● Goal:
Transcribe the records below exactly.

● Available records:
——————

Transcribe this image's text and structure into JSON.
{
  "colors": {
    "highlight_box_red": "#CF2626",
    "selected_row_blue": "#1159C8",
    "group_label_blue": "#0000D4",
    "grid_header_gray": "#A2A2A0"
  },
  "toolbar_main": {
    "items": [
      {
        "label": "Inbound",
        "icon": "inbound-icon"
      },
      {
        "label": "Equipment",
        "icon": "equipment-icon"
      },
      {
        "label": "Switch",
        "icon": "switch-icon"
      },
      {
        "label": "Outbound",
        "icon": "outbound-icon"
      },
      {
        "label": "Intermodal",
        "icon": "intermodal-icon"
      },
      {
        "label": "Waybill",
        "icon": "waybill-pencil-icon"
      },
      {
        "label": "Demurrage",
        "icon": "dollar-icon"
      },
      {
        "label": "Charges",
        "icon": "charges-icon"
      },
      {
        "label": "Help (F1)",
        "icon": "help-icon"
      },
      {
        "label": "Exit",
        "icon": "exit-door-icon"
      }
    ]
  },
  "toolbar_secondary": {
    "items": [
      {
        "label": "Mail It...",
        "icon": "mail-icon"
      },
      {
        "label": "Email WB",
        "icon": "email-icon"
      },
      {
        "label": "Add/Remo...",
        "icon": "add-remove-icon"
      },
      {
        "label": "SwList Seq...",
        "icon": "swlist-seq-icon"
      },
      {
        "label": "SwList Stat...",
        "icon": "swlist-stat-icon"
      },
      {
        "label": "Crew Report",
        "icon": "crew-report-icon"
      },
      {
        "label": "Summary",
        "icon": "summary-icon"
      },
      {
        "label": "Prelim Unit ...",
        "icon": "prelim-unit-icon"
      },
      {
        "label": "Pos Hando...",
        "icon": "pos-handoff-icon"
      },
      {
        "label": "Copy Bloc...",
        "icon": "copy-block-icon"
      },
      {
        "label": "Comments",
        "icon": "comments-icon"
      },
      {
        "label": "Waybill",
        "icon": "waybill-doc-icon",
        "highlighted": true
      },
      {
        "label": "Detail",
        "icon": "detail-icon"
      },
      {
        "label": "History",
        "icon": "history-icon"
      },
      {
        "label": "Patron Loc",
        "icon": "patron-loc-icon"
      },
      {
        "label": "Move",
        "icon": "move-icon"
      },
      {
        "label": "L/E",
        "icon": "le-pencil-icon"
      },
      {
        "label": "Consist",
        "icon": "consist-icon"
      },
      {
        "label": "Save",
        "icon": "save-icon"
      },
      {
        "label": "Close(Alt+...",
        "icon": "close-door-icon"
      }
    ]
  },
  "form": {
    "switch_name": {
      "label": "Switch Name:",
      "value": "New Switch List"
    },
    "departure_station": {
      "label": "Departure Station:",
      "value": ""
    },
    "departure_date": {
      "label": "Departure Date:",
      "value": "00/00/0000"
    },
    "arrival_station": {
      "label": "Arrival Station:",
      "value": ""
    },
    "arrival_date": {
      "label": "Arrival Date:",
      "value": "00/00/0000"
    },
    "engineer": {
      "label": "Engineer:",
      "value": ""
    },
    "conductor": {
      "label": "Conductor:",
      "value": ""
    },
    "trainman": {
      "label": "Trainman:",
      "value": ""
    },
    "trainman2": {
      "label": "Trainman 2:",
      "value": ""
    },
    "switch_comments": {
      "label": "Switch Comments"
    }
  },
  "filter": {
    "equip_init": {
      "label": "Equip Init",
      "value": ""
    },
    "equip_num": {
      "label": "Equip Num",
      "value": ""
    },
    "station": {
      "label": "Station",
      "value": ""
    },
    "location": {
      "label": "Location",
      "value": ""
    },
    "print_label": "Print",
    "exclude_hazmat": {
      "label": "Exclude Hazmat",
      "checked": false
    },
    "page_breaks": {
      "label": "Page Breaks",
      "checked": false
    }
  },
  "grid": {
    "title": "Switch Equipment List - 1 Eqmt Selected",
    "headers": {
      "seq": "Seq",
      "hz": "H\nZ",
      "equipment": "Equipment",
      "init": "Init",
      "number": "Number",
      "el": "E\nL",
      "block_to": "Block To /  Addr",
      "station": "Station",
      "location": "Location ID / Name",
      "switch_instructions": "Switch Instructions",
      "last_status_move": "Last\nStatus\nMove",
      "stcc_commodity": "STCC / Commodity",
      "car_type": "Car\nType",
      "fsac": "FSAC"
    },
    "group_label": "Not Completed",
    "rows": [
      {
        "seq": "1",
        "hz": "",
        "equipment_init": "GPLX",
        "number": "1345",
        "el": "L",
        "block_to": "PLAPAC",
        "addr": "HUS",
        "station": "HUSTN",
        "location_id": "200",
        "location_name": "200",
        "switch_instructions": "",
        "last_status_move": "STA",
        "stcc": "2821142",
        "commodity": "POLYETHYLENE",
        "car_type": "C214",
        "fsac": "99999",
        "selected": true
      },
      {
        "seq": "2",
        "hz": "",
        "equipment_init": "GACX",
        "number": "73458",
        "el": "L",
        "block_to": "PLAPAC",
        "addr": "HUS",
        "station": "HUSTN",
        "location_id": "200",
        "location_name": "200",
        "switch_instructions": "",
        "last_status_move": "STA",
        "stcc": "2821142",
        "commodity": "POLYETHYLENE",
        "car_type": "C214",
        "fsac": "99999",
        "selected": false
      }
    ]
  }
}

——————

● Answer to the task:
Transcribe this image's text and structure into JSON.
{
  "colors": {
    "highlight_box_red": "#CF2626",
    "selected_row_blue": "#1159C8",
    "group_label_blue": "#0000D4",
    "grid_header_gray": "#A2A2A0"
  },
  "toolbar_main": {
    "items": [
      {
        "label": "Inbound",
        "icon": "inbound-icon"
      },
      {
        "label": "Equipment",
        "icon": "equipment-icon"
      },
      {
        "label": "Switch",
        "icon": "switch-icon"
      },
      {
        "label": "Outbound",
        "icon": "outbound-icon"
      },
      {
        "label": "Intermodal",
        "icon": "intermodal-icon"
      },
      {
        "label": "Waybill",
        "icon": "waybill-pencil-icon"
      },
      {
        "label": "Demurrage",
        "icon": "dollar-icon"
      },
      {
        "label": "Charges",
        "icon": "charges-icon"
      },
      {
        "label": "Help (F1)",
        "icon": "help-icon"
      },
      {
        "label": "Exit",
        "icon": "exit-door-icon"
      }
    ]
  },
  "toolbar_secondary": {
    "items": [
      {
        "label": "Mail It...",
        "icon": "mail-icon"
      },
      {
        "label": "Email WB",
        "icon": "email-icon"
      },
      {
        "label": "Add/Remo...",
        "icon": "add-remove-icon"
      },
      {
        "label": "SwList Seq...",
        "icon": "swlist-seq-icon"
      },
      {
        "label": "SwList Stat...",
        "icon": "swlist-stat-icon"
      },
      {
        "label": "Crew Report",
        "icon": "crew-report-icon"
      },
      {
        "label": "Summary",
        "icon": "summary-icon"
      },
      {
        "label": "Prelim Unit ...",
        "icon": "prelim-unit-icon"
      },
      {
        "label": "Pos Hando...",
        "icon": "pos-handoff-icon"
      },
      {
        "label": "Copy Bloc...",
        "icon": "copy-block-icon"
      },
      {
        "label": "Comments",
        "icon": "comments-icon"
      },
      {
        "label": "Waybill",
        "icon": "waybill-doc-icon",
        "highlighted": true
      },
      {
        "label": "Detail",
        "icon": "detail-icon"
      },
      {
        "label": "History",
        "icon": "history-icon"
      },
      {
        "label": "Patron Loc",
        "icon": "patron-loc-icon"
      },
      {
        "label": "Move",
        "icon": "move-icon"
      },
      {
        "label": "L/E",
        "icon": "le-pencil-icon"
      },
      {
        "label": "Consist",
        "icon": "consist-icon"
      },
      {
        "label": "Save",
        "icon": "save-icon"
      },
      {
        "label": "Close(Alt+...",
        "icon": "close-door-icon"
      }
    ]
  },
  "form": {
    "switch_name": {
      "label": "Switch Name:",
      "value": "New Switch List"
    },
    "departure_station": {
      "label": "Departure Station:",
      "value": ""
    },
    "departure_date": {
      "label": "Departure Date:",
      "value": "00/00/0000"
    },
    "arrival_station": {
      "label": "Arrival Station:",
      "value": ""
    },
    "arrival_date": {
      "label": "Arrival Date:",
      "value": "00/00/0000"
    },
    "engineer": {
      "label": "Engineer:",
      "value": ""
    },
    "conductor": {
      "label": "Conductor:",
      "value": ""
    },
    "trainman": {
      "label": "Trainman:",
      "value": ""
    },
    "trainman2": {
      "label": "Trainman 2:",
      "value": ""
    },
    "switch_comments": {
      "label": "Switch Comments"
    }
  },
  "filter": {
    "equip_init": {
      "label": "Equip Init",
      "value": ""
    },
    "equip_num": {
      "label": "Equip Num",
      "value": ""
    },
    "station": {
      "label": "Station",
      "value": ""
    },
    "location": {
      "label": "Location",
      "value": ""
    },
    "print_label": "Print",
    "exclude_hazmat": {
      "label": "Exclude Hazmat",
      "checked": false
    },
    "page_breaks": {
      "label": "Page Breaks",
      "checked": false
    }
  },
  "grid": {
    "title": "Switch Equipment List - 1 Eqmt Selected",
    "headers": {
      "seq": "Seq",
      "hz": "H\nZ",
      "equipment": "Equipment",
      "init": "Init",
      "number": "Number",
      "el": "E\nL",
      "block_to": "Block To /  Addr",
      "station": "Station",
      "location": "Location ID / Name",
      "switch_instructions": "Switch Instructions",
      "last_status_move": "Last\nStatus\nMove",
      "stcc_commodity": "STCC / Commodity",
      "car_type": "Car\nType",
      "fsac": "FSAC"
    },
    "group_label": "Not Completed",
    "rows": [
      {
        "seq": "1",
        "hz": "",
        "equipment_init": "GPLX",
        "number": "1345",
        "el": "L",
        "block_to": "PLAPAC",
        "addr": "HUS",
        "station": "HUSTN",
        "location_id": "200",
        "location_name": "200",
        "switch_instructions": "",
        "last_status_move": "STA",
        "stcc": "2821142",
        "commodity": "POLYETHYLENE",
        "car_type": "C214",
        "fsac": "99999",
        "selected": true
      },
      {
        "seq": "2",
        "hz": "",
        "equipment_init": "GACX",
        "number": "73458",
        "el": "L",
        "block_to": "PLAPAC",
        "addr": "HUS",
        "station": "HUSTN",
        "location_id": "200",
        "location_name": "200",
        "switch_instructions": "",
        "last_status_move": "STA",
        "stcc": "2821142",
        "commodity": "POLYETHYLENE",
        "car_type": "C214",
        "fsac": "99999",
        "selected": false
      }
    ]
  }
}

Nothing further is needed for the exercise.